start Given entries
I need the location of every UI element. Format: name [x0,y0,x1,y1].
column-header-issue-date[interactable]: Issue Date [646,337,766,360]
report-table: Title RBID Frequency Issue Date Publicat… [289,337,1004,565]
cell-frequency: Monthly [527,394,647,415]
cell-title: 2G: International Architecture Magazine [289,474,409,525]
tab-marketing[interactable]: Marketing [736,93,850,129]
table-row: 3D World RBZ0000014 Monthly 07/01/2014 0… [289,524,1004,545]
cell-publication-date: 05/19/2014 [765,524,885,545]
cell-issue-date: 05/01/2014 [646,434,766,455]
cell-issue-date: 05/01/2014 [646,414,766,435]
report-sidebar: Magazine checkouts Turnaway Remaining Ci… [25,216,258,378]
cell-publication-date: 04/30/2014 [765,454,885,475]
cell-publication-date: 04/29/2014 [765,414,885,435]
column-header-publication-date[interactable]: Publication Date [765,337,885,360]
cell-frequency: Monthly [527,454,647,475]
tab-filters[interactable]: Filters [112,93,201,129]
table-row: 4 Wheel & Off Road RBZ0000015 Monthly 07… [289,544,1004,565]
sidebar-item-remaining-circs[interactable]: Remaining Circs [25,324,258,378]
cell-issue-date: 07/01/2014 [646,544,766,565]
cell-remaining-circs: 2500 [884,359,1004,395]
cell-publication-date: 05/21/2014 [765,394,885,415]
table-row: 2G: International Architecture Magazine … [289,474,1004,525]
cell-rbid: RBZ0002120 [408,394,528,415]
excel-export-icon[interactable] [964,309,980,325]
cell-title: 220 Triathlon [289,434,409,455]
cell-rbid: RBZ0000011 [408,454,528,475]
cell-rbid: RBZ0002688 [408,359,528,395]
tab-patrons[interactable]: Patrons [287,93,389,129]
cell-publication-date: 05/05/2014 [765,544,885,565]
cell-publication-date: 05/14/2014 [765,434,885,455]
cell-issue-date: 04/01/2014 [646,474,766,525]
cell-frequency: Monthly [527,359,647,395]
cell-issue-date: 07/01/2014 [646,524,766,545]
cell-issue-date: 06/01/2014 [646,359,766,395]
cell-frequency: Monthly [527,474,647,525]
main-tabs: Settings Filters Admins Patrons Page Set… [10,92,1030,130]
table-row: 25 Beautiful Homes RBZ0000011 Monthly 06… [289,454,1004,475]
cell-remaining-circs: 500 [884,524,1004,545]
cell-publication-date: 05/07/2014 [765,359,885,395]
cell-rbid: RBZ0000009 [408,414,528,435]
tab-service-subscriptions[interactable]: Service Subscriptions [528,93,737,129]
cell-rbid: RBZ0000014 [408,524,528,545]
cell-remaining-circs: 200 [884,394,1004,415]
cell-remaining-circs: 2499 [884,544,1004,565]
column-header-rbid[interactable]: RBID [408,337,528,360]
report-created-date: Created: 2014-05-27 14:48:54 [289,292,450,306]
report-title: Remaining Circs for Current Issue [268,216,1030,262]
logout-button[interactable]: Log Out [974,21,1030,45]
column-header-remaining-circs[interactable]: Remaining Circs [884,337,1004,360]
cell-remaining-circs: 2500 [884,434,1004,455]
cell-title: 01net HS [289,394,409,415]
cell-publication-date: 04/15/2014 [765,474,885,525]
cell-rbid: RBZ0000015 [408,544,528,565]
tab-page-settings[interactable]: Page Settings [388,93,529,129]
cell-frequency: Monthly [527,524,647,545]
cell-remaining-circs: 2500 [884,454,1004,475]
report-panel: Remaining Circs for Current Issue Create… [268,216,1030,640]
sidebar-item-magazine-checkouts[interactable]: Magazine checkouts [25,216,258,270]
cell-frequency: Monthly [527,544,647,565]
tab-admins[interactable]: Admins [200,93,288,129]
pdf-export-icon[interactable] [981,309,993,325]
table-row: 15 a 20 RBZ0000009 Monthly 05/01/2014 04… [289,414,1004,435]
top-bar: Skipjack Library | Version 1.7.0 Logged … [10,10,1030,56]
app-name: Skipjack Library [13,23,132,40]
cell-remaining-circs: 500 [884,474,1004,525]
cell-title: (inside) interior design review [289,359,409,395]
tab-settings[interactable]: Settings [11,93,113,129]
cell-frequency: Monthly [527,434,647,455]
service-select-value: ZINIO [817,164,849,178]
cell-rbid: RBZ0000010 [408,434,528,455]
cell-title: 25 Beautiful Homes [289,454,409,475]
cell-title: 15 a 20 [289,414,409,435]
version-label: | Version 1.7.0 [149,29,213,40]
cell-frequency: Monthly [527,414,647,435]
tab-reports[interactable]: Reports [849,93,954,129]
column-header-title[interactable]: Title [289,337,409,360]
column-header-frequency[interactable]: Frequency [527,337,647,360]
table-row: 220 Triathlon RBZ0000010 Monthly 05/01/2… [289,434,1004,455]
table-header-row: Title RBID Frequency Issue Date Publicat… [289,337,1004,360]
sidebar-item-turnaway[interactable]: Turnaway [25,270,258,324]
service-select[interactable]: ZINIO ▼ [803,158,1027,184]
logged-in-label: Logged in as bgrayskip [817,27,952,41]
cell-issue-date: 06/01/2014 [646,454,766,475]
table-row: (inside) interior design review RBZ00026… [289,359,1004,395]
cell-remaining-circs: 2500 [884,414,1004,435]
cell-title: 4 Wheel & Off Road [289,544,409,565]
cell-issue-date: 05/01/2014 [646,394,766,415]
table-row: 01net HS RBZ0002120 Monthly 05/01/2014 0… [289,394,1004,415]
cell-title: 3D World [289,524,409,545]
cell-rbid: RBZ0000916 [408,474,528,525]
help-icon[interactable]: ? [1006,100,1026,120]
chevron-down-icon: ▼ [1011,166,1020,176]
end Given entries
> _What this task involves_
Rewrite every line in all the rows above as a JSON list of strings, one string per line, leaving out any blank lines.

> _Solution for this exercise_
[
  "I need the location of every UI element. Format: name [x0,y0,x1,y1].",
  "column-header-issue-date[interactable]: Issue Date [646,337,766,360]",
  "report-table: Title RBID Frequency Issue Date Publicat… [289,337,1004,565]",
  "cell-frequency: Monthly [527,394,647,415]",
  "cell-title: 2G: International Architecture Magazine [289,474,409,525]",
  "tab-marketing[interactable]: Marketing [736,93,850,129]",
  "table-row: 3D World RBZ0000014 Monthly 07/01/2014 0… [289,524,1004,545]",
  "cell-publication-date: 05/19/2014 [765,524,885,545]",
  "cell-issue-date: 05/01/2014 [646,434,766,455]",
  "cell-issue-date: 05/01/2014 [646,414,766,435]",
  "report-sidebar: Magazine checkouts Turnaway Remaining Ci… [25,216,258,378]",
  "cell-publication-date: 04/30/2014 [765,454,885,475]",
  "cell-publication-date: 04/29/2014 [765,414,885,435]",
  "column-header-publication-date[interactable]: Publication Date [765,337,885,360]",
  "cell-frequency: Monthly [527,454,647,475]",
  "tab-filters[interactable]: Filters [112,93,201,129]",
  "table-row: 4 Wheel & Off Road RBZ0000015 Monthly 07… [289,544,1004,565]",
  "sidebar-item-remaining-circs[interactable]: Remaining Circs [25,324,258,378]",
  "cell-issue-date: 07/01/2014 [646,544,766,565]",
  "cell-remaining-circs: 2500 [884,359,1004,395]",
  "cell-publication-date: 05/21/2014 [765,394,885,415]",
  "table-row: 2G: International Architecture Magazine … [289,474,1004,525]",
  "cell-rbid: RBZ0002120 [408,394,528,415]",
  "excel-export-icon[interactable] [964,309,980,325]",
  "cell-title: 220 Triathlon [289,434,409,455]",
  "cell-rbid: RBZ0000011 [408,454,528,475]",
  "cell-rbid: RBZ0002688 [408,359,528,395]",
  "tab-patrons[interactable]: Patrons [287,93,389,129]",
  "cell-publication-date: 05/05/2014 [765,544,885,565]",
  "cell-publication-date: 05/14/2014 [765,434,885,455]",
  "cell-issue-date: 04/01/2014 [646,474,766,525]",
  "cell-frequency: Monthly [527,359,647,395]",
  "cell-issue-date: 07/01/2014 [646,524,766,545]",
  "cell-issue-date: 06/01/2014 [646,359,766,395]",
  "cell-frequency: Monthly [527,474,647,525]",
  "main-tabs: Settings Filters Admins Patrons Page Set… [10,92,1030,130]",
  "table-row: 25 Beautiful Homes RBZ0000011 Monthly 06… [289,454,1004,475]",
  "cell-remaining-circs: 500 [884,524,1004,545]",
  "cell-publication-date: 05/07/2014 [765,359,885,395]",
  "cell-rbid: RBZ0000009 [408,414,528,435]",
  "tab-service-subscriptions[interactable]: Service Subscriptions [528,93,737,129]",
  "cell-rbid: RBZ0000014 [408,524,528,545]",
  "cell-remaining-circs: 200 [884,394,1004,415]",
  "cell-remaining-circs: 2499 [884,544,1004,565]",
  "column-header-rbid[interactable]: RBID [408,337,528,360]",
  "report-created-date: Created: 2014-05-27 14:48:54 [289,292,450,306]",
  "report-title: Remaining Circs for Current Issue [268,216,1030,262]",
  "logout-button[interactable]: Log Out [974,21,1030,45]",
  "column-header-remaining-circs[interactable]: Remaining Circs [884,337,1004,360]",
  "cell-remaining-circs: 2500 [884,434,1004,455]",
  "cell-title: 01net HS [289,394,409,415]",
  "cell-publication-date: 04/15/2014 [765,474,885,525]",
  "cell-rbid: RBZ0000015 [408,544,528,565]",
  "tab-page-settings[interactable]: Page Settings [388,93,529,129]",
  "cell-frequency: Monthly [527,524,647,545]",
  "cell-remaining-circs: 2500 [884,454,1004,475]",
  "report-panel: Remaining Circs for Current Issue Create… [268,216,1030,640]",
  "sidebar-item-magazine-checkouts[interactable]: Magazine checkouts [25,216,258,270]",
  "cell-frequency: Monthly [527,544,647,565]",
  "tab-admins[interactable]: Admins [200,93,288,129]",
  "pdf-export-icon[interactable] [981,309,993,325]",
  "table-row: 15 a 20 RBZ0000009 Monthly 05/01/2014 04… [289,414,1004,435]",
  "top-bar: Skipjack Library | Version 1.7.0 Logged … [10,10,1030,56]",
  "app-name: Skipjack Library [13,23,132,40]",
  "cell-remaining-circs: 500 [884,474,1004,525]",
  "cell-title: (inside) interior design review [289,359,409,395]",
  "tab-settings[interactable]: Settings [11,93,113,129]",
  "cell-frequency: Monthly [527,434,647,455]",
  "service-select-value: ZINIO [817,164,849,178]",
  "cell-rbid: RBZ0000010 [408,434,528,455]",
  "cell-title: 25 Beautiful Homes [289,454,409,475]",
  "cell-title: 15 a 20 [289,414,409,435]",
  "version-label: | Version 1.7.0 [149,29,213,40]",
  "cell-frequency: Monthly [527,414,647,435]",
  "tab-reports[interactable]: Reports [849,93,954,129]",
  "column-header-title[interactable]: Title [289,337,409,360]",
  "column-header-frequency[interactable]: Frequency [527,337,647,360]",
  "table-row: 220 Triathlon RBZ0000010 Monthly 05/01/2… [289,434,1004,455]",
  "table-header-row: Title RBID Frequency Issue Date Publicat… [289,337,1004,360]",
  "sidebar-item-turnaway[interactable]: Turnaway [25,270,258,324]",
  "service-select[interactable]: ZINIO ▼ [803,158,1027,184]",
  "logged-in-label: Logged in as bgrayskip [817,27,952,41]",
  "cell-issue-date: 06/01/2014 [646,454,766,475]",
  "table-row: (inside) interior design review RBZ00026… [289,359,1004,395]",
  "cell-remaining-circs: 2500 [884,414,1004,435]",
  "cell-title: 4 Wheel & Off Road [289,544,409,565]",
  "cell-issue-date: 05/01/2014 [646,394,766,415]",
  "table-row: 01net HS RBZ0002120 Monthly 05/01/2014 0… [289,394,1004,415]",
  "cell-title: 3D World [289,524,409,545]",
  "cell-rbid: RBZ0000916 [408,474,528,525]",
  "help-icon[interactable]: ? [1006,100,1026,120]",
  "chevron-down-icon: ▼ [1011,166,1020,176]"
]